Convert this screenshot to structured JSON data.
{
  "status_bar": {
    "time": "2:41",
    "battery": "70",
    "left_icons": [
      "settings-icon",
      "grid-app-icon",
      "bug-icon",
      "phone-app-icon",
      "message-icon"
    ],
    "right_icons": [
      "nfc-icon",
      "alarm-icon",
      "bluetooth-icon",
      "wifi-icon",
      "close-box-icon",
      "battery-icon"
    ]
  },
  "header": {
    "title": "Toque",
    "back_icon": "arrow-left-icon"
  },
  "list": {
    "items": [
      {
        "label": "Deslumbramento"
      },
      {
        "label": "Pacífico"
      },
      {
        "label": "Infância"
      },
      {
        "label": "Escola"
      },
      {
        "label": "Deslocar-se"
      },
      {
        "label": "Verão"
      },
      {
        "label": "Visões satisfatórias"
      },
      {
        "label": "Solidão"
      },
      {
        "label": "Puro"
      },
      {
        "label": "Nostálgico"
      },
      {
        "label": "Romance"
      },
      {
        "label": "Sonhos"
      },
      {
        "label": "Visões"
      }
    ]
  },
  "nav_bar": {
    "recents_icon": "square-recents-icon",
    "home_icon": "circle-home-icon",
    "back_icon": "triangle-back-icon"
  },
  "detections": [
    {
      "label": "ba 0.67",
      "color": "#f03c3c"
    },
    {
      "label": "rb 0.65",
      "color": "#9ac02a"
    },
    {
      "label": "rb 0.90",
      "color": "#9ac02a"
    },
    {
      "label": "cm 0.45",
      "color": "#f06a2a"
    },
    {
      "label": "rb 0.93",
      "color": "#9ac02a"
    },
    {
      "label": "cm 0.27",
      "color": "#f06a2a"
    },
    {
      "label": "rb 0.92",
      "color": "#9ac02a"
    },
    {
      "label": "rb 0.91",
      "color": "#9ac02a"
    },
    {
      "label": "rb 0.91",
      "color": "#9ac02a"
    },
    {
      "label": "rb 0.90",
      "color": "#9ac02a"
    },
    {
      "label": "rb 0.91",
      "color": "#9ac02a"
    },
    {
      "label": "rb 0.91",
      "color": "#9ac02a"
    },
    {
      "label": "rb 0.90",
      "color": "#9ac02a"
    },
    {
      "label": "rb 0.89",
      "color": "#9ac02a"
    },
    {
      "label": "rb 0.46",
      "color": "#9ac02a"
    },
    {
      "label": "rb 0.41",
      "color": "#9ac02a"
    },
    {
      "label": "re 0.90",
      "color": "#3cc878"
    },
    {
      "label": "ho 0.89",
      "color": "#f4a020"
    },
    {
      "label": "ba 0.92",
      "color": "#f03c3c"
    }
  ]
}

◆ ◆ ◆ ◆ ◆ ◆ ◆

§ GOAL:
Extract each line of the material exactly as it stands.

§ RESPONSE BELOW:
Convert this screenshot to structured JSON data.
{
  "status_bar": {
    "time": "2:41",
    "battery": "70",
    "left_icons": [
      "settings-icon",
      "grid-app-icon",
      "bug-icon",
      "phone-app-icon",
      "message-icon"
    ],
    "right_icons": [
      "nfc-icon",
      "alarm-icon",
      "bluetooth-icon",
      "wifi-icon",
      "close-box-icon",
      "battery-icon"
    ]
  },
  "header": {
    "title": "Toque",
    "back_icon": "arrow-left-icon"
  },
  "list": {
    "items": [
      {
        "label": "Deslumbramento"
      },
      {
        "label": "Pacífico"
      },
      {
        "label": "Infância"
      },
      {
        "label": "Escola"
      },
      {
        "label": "Deslocar-se"
      },
      {
        "label": "Verão"
      },
      {
        "label": "Visões satisfatórias"
      },
      {
        "label": "Solidão"
      },
      {
        "label": "Puro"
      },
      {
        "label": "Nostálgico"
      },
      {
        "label": "Romance"
      },
      {
        "label": "Sonhos"
      },
      {
        "label": "Visões"
      }
    ]
  },
  "nav_bar": {
    "recents_icon": "square-recents-icon",
    "home_icon": "circle-home-icon",
    "back_icon": "triangle-back-icon"
  },
  "detections": [
    {
      "label": "ba 0.67",
      "color": "#f03c3c"
    },
    {
      "label": "rb 0.65",
      "color": "#9ac02a"
    },
    {
      "label": "rb 0.90",
      "color": "#9ac02a"
    },
    {
      "label": "cm 0.45",
      "color": "#f06a2a"
    },
    {
      "label": "rb 0.93",
      "color": "#9ac02a"
    },
    {
      "label": "cm 0.27",
      "color": "#f06a2a"
    },
    {
      "label": "rb 0.92",
      "color": "#9ac02a"
    },
    {
      "label": "rb 0.91",
      "color": "#9ac02a"
    },
    {
      "label": "rb 0.91",
      "color": "#9ac02a"
    },
    {
      "label": "rb 0.90",
      "color": "#9ac02a"
    },
    {
      "label": "rb 0.91",
      "color": "#9ac02a"
    },
    {
      "label": "rb 0.91",
      "color": "#9ac02a"
    },
    {
      "label": "rb 0.90",
      "color": "#9ac02a"
    },
    {
      "label": "rb 0.89",
      "color": "#9ac02a"
    },
    {
      "label": "rb 0.46",
      "color": "#9ac02a"
    },
    {
      "label": "rb 0.41",
      "color": "#9ac02a"
    },
    {
      "label": "re 0.90",
      "color": "#3cc878"
    },
    {
      "label": "ho 0.89",
      "color": "#f4a020"
    },
    {
      "label": "ba 0.92",
      "color": "#f03c3c"
    }
  ]
}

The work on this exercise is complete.